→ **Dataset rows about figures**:
<<<<
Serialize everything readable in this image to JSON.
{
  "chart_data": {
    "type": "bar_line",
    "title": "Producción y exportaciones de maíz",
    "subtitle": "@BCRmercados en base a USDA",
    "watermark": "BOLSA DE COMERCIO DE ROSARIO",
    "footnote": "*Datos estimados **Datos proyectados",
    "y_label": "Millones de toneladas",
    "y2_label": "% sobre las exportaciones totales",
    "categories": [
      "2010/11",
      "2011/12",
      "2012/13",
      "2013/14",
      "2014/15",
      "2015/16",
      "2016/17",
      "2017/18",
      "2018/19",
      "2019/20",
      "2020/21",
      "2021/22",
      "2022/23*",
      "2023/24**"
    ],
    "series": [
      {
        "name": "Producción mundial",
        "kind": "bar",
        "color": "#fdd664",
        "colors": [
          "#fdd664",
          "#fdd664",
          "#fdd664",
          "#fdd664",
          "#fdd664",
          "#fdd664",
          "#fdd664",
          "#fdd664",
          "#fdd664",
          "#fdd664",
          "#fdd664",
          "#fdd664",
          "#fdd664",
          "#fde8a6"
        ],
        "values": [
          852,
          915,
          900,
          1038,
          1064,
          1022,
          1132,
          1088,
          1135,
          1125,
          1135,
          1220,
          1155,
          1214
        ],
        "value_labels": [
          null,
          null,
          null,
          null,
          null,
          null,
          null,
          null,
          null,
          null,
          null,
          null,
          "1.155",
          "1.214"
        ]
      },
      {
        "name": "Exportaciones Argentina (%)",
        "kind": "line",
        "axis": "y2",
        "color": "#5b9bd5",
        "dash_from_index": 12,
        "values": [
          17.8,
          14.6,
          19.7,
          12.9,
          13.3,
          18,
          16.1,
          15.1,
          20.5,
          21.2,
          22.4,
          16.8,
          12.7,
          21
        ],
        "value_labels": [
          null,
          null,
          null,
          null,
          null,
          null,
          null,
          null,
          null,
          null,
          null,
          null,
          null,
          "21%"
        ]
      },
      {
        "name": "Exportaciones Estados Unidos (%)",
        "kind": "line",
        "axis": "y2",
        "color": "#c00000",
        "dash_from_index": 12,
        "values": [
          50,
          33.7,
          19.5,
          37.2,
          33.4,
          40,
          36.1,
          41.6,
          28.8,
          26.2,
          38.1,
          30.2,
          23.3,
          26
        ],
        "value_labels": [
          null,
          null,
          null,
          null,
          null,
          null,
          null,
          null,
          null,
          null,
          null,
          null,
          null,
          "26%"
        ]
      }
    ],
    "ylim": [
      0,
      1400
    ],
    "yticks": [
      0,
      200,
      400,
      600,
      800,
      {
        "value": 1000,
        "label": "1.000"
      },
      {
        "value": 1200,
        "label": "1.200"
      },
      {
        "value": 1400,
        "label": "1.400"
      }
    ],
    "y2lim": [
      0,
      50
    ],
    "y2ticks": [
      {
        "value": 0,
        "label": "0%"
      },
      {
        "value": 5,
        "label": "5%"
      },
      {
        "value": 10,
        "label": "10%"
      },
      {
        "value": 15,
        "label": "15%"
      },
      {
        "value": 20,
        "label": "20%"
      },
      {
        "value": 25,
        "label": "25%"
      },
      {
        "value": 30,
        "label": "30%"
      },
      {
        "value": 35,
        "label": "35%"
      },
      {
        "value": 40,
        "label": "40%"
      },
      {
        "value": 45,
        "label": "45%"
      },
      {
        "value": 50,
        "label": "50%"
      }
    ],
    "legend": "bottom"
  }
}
>>>>
→ **GIVEN EXERCISE**:
Every record above needs to be repeated word for word.

→ **SOLUTION BELOW**:
Serialize everything readable in this image to JSON.
{
  "chart_data": {
    "type": "bar_line",
    "title": "Producción y exportaciones de maíz",
    "subtitle": "@BCRmercados en base a USDA",
    "watermark": "BOLSA DE COMERCIO DE ROSARIO",
    "footnote": "*Datos estimados **Datos proyectados",
    "y_label": "Millones de toneladas",
    "y2_label": "% sobre las exportaciones totales",
    "categories": [
      "2010/11",
      "2011/12",
      "2012/13",
      "2013/14",
      "2014/15",
      "2015/16",
      "2016/17",
      "2017/18",
      "2018/19",
      "2019/20",
      "2020/21",
      "2021/22",
      "2022/23*",
      "2023/24**"
    ],
    "series": [
      {
        "name": "Producción mundial",
        "kind": "bar",
        "color": "#fdd664",
        "colors": [
          "#fdd664",
          "#fdd664",
          "#fdd664",
          "#fdd664",
          "#fdd664",
          "#fdd664",
          "#fdd664",
          "#fdd664",
          "#fdd664",
          "#fdd664",
          "#fdd664",
          "#fdd664",
          "#fdd664",
          "#fde8a6"
        ],
        "values": [
          852,
          915,
          900,
          1038,
          1064,
          1022,
          1132,
          1088,
          1135,
          1125,
          1135,
          1220,
          1155,
          1214
        ],
        "value_labels": [
          null,
          null,
          null,
          null,
          null,
          null,
          null,
          null,
          null,
          null,
          null,
          null,
          "1.155",
          "1.214"
        ]
      },
      {
        "name": "Exportaciones Argentina (%)",
        "kind": "line",
        "axis": "y2",
        "color": "#5b9bd5",
        "dash_from_index": 12,
        "values": [
          17.8,
          14.6,
          19.7,
          12.9,
          13.3,
          18,
          16.1,
          15.1,
          20.5,
          21.2,
          22.4,
          16.8,
          12.7,
          21
        ],
        "value_labels": [
          null,
          null,
          null,
          null,
          null,
          null,
          null,
          null,
          null,
          null,
          null,
          null,
          null,
          "21%"
        ]
      },
      {
        "name": "Exportaciones Estados Unidos (%)",
        "kind": "line",
        "axis": "y2",
        "color": "#c00000",
        "dash_from_index": 12,
        "values": [
          50,
          33.7,
          19.5,
          37.2,
          33.4,
          40,
          36.1,
          41.6,
          28.8,
          26.2,
          38.1,
          30.2,
          23.3,
          26
        ],
        "value_labels": [
          null,
          null,
          null,
          null,
          null,
          null,
          null,
          null,
          null,
          null,
          null,
          null,
          null,
          "26%"
        ]
      }
    ],
    "ylim": [
      0,
      1400
    ],
    "yticks": [
      0,
      200,
      400,
      600,
      800,
      {
        "value": 1000,
        "label": "1.000"
      },
      {
        "value": 1200,
        "label": "1.200"
      },
      {
        "value": 1400,
        "label": "1.400"
      }
    ],
    "y2lim": [
      0,
      50
    ],
    "y2ticks": [
      {
        "value": 0,
        "label": "0%"
      },
      {
        "value": 5,
        "label": "5%"
      },
      {
        "value": 10,
        "label": "10%"
      },
      {
        "value": 15,
        "label": "15%"
      },
      {
        "value": 20,
        "label": "20%"
      },
      {
        "value": 25,
        "label": "25%"
      },
      {
        "value": 30,
        "label": "30%"
      },
      {
        "value": 35,
        "label": "35%"
      },
      {
        "value": 40,
        "label": "40%"
      },
      {
        "value": 45,
        "label": "45%"
      },
      {
        "value": 50,
        "label": "50%"
      }
    ],
    "legend": "bottom"
  }
}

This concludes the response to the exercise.